**Dataset records**
————————

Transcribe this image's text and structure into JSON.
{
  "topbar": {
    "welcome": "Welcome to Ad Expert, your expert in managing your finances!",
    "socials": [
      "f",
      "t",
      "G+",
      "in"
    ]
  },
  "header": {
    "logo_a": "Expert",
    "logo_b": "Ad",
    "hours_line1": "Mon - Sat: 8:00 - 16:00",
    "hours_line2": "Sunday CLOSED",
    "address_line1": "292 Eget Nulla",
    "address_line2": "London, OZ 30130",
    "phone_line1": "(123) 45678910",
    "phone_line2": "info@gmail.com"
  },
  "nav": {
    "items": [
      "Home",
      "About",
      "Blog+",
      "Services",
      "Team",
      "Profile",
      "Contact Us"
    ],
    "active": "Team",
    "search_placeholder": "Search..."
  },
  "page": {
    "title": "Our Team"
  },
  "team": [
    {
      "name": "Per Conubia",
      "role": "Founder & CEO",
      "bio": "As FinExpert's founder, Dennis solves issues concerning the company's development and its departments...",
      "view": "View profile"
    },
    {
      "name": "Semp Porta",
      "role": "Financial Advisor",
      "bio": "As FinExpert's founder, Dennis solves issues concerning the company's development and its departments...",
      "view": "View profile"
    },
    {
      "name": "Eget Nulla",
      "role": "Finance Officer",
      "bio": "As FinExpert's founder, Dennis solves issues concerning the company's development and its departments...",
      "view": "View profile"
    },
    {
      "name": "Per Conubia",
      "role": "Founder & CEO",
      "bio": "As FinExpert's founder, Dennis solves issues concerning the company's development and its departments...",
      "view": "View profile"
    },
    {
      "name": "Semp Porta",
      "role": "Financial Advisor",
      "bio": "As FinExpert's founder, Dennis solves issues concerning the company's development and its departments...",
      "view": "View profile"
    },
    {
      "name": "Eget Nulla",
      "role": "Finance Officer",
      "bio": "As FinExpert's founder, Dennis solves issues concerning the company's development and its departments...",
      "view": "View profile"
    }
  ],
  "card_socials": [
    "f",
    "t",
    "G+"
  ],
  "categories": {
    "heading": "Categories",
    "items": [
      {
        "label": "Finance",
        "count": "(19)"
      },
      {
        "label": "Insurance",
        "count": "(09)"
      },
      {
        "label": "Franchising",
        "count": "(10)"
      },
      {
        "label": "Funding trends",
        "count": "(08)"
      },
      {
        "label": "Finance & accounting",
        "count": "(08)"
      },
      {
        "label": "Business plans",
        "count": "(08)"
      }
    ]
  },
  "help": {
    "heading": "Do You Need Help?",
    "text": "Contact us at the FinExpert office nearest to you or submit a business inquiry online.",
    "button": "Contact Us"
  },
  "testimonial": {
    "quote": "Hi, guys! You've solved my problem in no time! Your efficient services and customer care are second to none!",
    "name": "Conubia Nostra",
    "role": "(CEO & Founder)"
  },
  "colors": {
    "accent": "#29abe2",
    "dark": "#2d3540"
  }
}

————————

**Request**
Keep only the lines that hold the string "label", and copy them out.

**Solution to the exercise**
        "label": "Finance",
        "label": "Insurance",
        "label": "Franchising",
        "label": "Funding trends",
        "label": "Finance & accounting",
        "label": "Business plans",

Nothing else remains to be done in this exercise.